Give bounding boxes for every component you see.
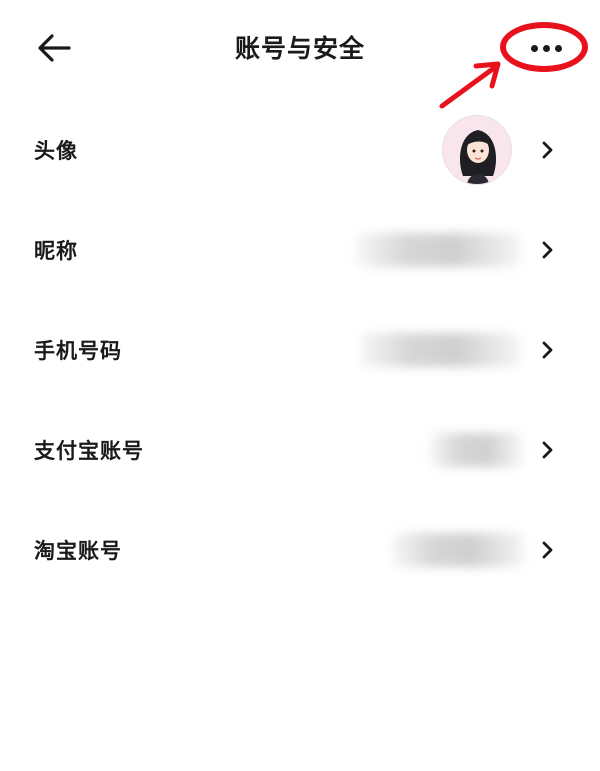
row-label: 手机号码: [34, 339, 122, 363]
row-label: 支付宝账号: [34, 439, 144, 463]
chevron-right-icon: [542, 441, 553, 459]
obscured-value: [356, 233, 520, 267]
chevron-right-icon: [542, 341, 553, 359]
obscured-value: [392, 533, 524, 567]
obscured-value: [360, 333, 520, 367]
account-security-screen: 账号与安全 头像 昵称 手机号码 支付宝账号 淘宝账号: [0, 0, 600, 771]
nav-header: 账号与安全: [0, 0, 600, 109]
avatar[interactable]: [442, 115, 512, 185]
row-nickname[interactable]: 昵称: [0, 200, 600, 300]
row-label: 头像: [34, 139, 78, 163]
row-taobao-account[interactable]: 淘宝账号: [0, 500, 600, 600]
row-label: 昵称: [34, 239, 78, 263]
row-label: 淘宝账号: [34, 539, 122, 563]
chevron-right-icon: [542, 141, 553, 159]
settings-list: 头像 昵称 手机号码 支付宝账号 淘宝账号: [0, 100, 600, 600]
chevron-right-icon: [542, 241, 553, 259]
row-phone-number[interactable]: 手机号码: [0, 300, 600, 400]
row-avatar[interactable]: 头像: [0, 100, 600, 200]
obscured-value: [430, 433, 522, 467]
avatar-illustration: [443, 116, 511, 184]
row-alipay-account[interactable]: 支付宝账号: [0, 400, 600, 500]
more-horizontal-icon: [530, 44, 562, 52]
more-options-button[interactable]: [508, 26, 584, 70]
chevron-right-icon: [542, 541, 553, 559]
________________________
■ **DIRECTIVE**: Convert the row above into a JSON list of strings, with one string per line and blank lines left out. Omit the picture.

■ **EXPECTED ANSWER**:
[
  "Give bounding boxes for every component you see.",
  "row-label: 手机号码: [34, 339, 122, 363]",
  "row-label: 支付宝账号: [34, 439, 144, 463]",
  "chevron-right-icon: [542, 441, 553, 459]",
  "obscured-value: [356, 233, 520, 267]",
  "chevron-right-icon: [542, 341, 553, 359]",
  "obscured-value: [392, 533, 524, 567]",
  "obscured-value: [360, 333, 520, 367]",
  "account-security-screen: 账号与安全 头像 昵称 手机号码 支付宝账号 淘宝账号: [0, 0, 600, 771]",
  "nav-header: 账号与安全: [0, 0, 600, 109]",
  "avatar[interactable]: [442, 115, 512, 185]",
  "row-nickname[interactable]: 昵称: [0, 200, 600, 300]",
  "row-label: 头像: [34, 139, 78, 163]",
  "row-taobao-account[interactable]: 淘宝账号: [0, 500, 600, 600]",
  "row-label: 昵称: [34, 239, 78, 263]",
  "row-label: 淘宝账号: [34, 539, 122, 563]",
  "chevron-right-icon: [542, 141, 553, 159]",
  "settings-list: 头像 昵称 手机号码 支付宝账号 淘宝账号: [0, 100, 600, 600]",
  "chevron-right-icon: [542, 241, 553, 259]",
  "row-phone-number[interactable]: 手机号码: [0, 300, 600, 400]",
  "row-avatar[interactable]: 头像: [0, 100, 600, 200]",
  "obscured-value: [430, 433, 522, 467]",
  "avatar-illustration: [443, 116, 511, 184]",
  "row-alipay-account[interactable]: 支付宝账号: [0, 400, 600, 500]",
  "more-horizontal-icon: [530, 44, 562, 52]",
  "more-options-button[interactable]: [508, 26, 584, 70]",
  "chevron-right-icon: [542, 541, 553, 559]"
]